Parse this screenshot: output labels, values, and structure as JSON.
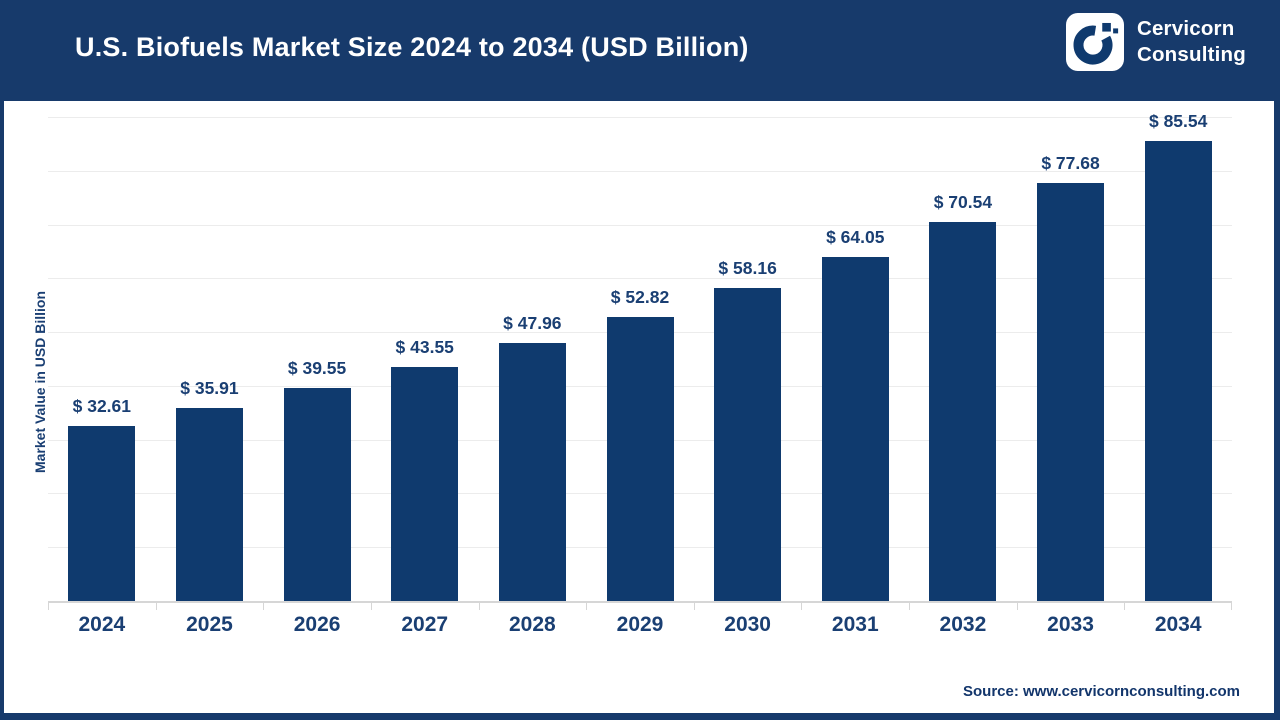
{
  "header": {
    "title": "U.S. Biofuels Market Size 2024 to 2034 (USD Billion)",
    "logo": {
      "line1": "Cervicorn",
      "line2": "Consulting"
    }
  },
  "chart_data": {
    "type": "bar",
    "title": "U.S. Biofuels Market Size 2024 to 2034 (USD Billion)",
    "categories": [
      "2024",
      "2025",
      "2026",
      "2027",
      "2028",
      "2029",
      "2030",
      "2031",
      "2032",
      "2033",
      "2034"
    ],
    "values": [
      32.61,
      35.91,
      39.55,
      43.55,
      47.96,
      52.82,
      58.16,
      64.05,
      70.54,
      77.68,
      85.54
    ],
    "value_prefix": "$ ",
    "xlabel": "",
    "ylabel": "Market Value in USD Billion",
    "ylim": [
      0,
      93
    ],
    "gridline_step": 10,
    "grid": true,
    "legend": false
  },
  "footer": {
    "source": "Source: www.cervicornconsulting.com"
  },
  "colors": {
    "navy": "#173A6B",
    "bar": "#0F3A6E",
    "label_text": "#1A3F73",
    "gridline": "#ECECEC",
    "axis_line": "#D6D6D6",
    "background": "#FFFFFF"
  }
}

::::::

Give an exact copy of the material, leaving out every picture.

• [Solved problem]
Parse this screenshot: output labels, values, and structure as JSON.
{
  "header": {
    "title": "U.S. Biofuels Market Size 2024 to 2034 (USD Billion)",
    "logo": {
      "line1": "Cervicorn",
      "line2": "Consulting"
    }
  },
  "chart_data": {
    "type": "bar",
    "title": "U.S. Biofuels Market Size 2024 to 2034 (USD Billion)",
    "categories": [
      "2024",
      "2025",
      "2026",
      "2027",
      "2028",
      "2029",
      "2030",
      "2031",
      "2032",
      "2033",
      "2034"
    ],
    "values": [
      32.61,
      35.91,
      39.55,
      43.55,
      47.96,
      52.82,
      58.16,
      64.05,
      70.54,
      77.68,
      85.54
    ],
    "value_prefix": "$ ",
    "xlabel": "",
    "ylabel": "Market Value in USD Billion",
    "ylim": [
      0,
      93
    ],
    "gridline_step": 10,
    "grid": true,
    "legend": false
  },
  "footer": {
    "source": "Source: www.cervicornconsulting.com"
  },
  "colors": {
    "navy": "#173A6B",
    "bar": "#0F3A6E",
    "label_text": "#1A3F73",
    "gridline": "#ECECEC",
    "axis_line": "#D6D6D6",
    "background": "#FFFFFF"
  }
}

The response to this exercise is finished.